> _WHAT NEEDS TO BE DONE_
Looking at the data below, how many lines include the word "aegypti"? Respond with the number only.

> _Collection entries_
┌──

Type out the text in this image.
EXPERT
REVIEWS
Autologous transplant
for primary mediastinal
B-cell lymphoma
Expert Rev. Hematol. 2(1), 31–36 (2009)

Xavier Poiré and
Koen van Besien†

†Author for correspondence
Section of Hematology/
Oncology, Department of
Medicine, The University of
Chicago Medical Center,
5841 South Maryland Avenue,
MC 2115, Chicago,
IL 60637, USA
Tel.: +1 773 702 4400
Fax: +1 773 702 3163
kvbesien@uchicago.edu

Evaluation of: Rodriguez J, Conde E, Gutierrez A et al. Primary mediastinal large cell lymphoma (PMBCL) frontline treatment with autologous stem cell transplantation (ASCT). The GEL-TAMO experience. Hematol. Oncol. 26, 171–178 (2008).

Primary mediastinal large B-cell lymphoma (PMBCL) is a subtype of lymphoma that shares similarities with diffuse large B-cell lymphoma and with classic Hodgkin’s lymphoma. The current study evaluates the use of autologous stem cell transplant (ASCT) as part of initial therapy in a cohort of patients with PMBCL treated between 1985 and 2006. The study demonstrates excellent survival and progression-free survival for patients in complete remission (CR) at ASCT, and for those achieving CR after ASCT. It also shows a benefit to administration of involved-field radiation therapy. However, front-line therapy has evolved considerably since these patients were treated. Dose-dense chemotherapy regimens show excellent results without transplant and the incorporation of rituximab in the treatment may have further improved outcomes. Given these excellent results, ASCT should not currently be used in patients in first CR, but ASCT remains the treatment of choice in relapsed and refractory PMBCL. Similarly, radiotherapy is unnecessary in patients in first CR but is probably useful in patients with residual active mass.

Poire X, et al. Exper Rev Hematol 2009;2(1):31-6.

└──
┌──

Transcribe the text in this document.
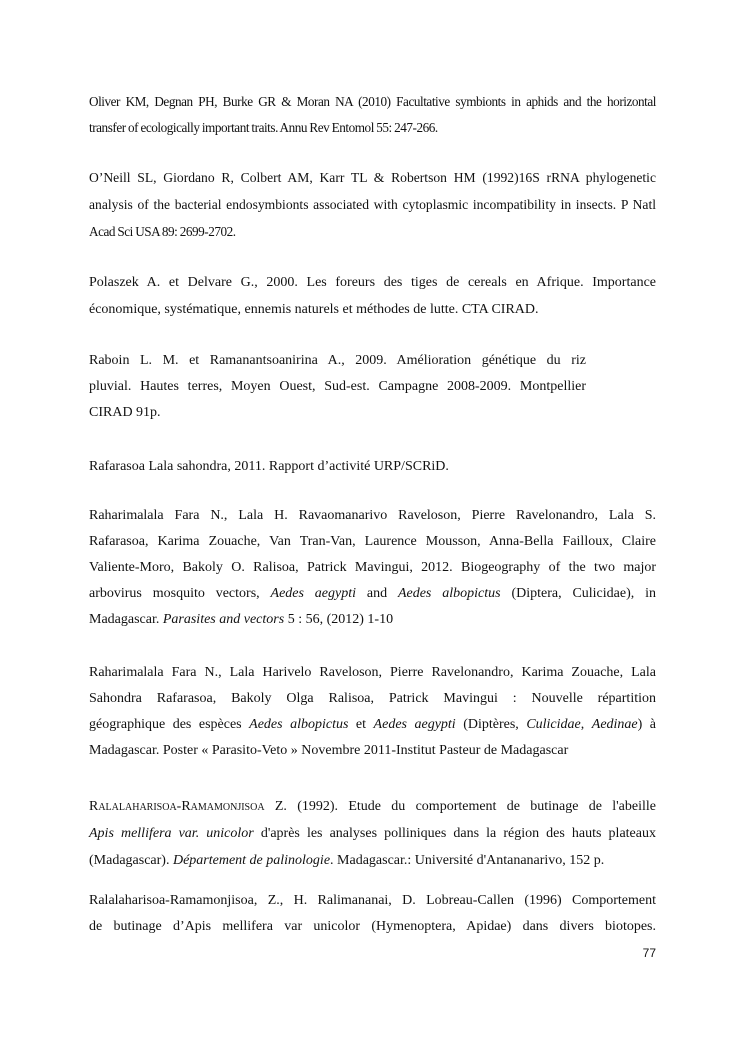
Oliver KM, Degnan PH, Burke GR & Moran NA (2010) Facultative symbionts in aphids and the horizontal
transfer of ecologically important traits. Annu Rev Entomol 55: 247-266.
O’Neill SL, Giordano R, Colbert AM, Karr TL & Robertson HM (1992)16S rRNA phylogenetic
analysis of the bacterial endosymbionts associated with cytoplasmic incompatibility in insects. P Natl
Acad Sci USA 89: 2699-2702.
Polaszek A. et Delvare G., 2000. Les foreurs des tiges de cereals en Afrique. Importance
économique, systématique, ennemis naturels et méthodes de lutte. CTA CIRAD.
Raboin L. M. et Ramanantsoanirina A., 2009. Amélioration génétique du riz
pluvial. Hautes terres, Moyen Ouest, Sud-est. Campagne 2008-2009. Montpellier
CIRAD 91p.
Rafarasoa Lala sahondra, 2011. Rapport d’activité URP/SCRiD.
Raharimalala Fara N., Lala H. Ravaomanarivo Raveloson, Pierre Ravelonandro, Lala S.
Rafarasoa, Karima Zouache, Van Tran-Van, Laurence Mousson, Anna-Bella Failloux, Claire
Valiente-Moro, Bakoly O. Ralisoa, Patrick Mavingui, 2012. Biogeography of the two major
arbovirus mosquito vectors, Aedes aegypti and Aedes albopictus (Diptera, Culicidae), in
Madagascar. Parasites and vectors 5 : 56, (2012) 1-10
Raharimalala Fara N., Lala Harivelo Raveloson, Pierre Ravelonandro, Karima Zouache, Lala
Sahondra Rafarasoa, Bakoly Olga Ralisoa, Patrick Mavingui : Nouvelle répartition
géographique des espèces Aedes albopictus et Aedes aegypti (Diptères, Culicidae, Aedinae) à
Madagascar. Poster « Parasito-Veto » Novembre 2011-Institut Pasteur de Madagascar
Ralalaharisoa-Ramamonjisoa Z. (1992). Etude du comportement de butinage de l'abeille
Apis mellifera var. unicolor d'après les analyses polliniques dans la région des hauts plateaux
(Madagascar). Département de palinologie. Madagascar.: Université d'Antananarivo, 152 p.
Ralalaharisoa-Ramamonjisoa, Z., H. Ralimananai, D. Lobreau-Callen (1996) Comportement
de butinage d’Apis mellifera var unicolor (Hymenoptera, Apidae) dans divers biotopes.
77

└──
┌──

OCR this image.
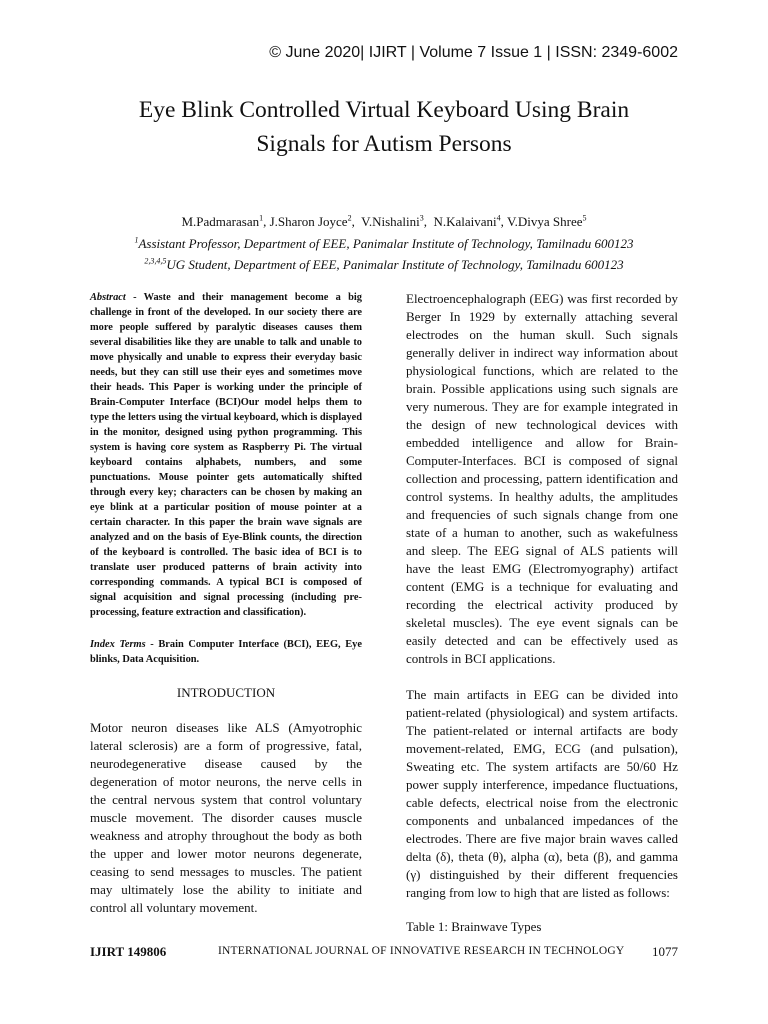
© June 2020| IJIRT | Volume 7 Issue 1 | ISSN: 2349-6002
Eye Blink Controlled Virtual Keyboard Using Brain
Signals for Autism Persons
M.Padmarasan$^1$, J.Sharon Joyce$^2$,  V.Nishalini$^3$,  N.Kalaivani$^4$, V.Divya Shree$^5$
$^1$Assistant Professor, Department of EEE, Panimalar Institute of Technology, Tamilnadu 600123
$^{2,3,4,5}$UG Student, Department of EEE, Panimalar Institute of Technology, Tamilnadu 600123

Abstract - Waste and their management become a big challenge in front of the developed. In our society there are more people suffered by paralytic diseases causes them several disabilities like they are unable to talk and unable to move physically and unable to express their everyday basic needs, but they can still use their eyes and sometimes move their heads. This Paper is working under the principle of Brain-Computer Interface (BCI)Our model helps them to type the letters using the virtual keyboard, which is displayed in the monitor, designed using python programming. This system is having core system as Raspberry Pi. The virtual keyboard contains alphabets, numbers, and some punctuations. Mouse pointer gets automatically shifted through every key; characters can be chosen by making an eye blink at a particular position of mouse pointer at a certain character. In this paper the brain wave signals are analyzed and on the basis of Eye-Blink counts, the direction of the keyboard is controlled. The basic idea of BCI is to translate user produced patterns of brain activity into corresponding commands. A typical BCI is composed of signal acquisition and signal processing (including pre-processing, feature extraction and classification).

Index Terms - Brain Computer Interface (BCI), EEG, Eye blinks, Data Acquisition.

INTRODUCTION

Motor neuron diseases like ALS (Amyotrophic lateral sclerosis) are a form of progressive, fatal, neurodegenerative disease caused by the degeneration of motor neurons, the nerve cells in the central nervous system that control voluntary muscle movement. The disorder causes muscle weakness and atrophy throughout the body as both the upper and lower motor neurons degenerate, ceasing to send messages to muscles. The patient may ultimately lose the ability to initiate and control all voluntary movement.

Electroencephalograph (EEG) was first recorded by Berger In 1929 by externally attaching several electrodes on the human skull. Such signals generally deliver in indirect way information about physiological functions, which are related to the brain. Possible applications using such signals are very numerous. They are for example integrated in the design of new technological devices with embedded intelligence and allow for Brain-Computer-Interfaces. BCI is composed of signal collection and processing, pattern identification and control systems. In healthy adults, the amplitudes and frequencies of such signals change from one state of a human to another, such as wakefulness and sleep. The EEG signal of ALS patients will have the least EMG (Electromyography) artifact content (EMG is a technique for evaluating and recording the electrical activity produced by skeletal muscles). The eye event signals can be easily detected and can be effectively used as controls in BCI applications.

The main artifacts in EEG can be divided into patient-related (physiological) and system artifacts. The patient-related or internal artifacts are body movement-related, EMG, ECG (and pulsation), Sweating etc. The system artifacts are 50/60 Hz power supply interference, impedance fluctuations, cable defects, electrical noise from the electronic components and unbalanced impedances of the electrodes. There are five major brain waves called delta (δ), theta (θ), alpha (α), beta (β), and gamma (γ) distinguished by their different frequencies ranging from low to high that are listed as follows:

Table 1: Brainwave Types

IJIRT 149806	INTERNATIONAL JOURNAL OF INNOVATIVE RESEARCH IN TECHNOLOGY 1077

└──

> _RESPONSE BOX_
2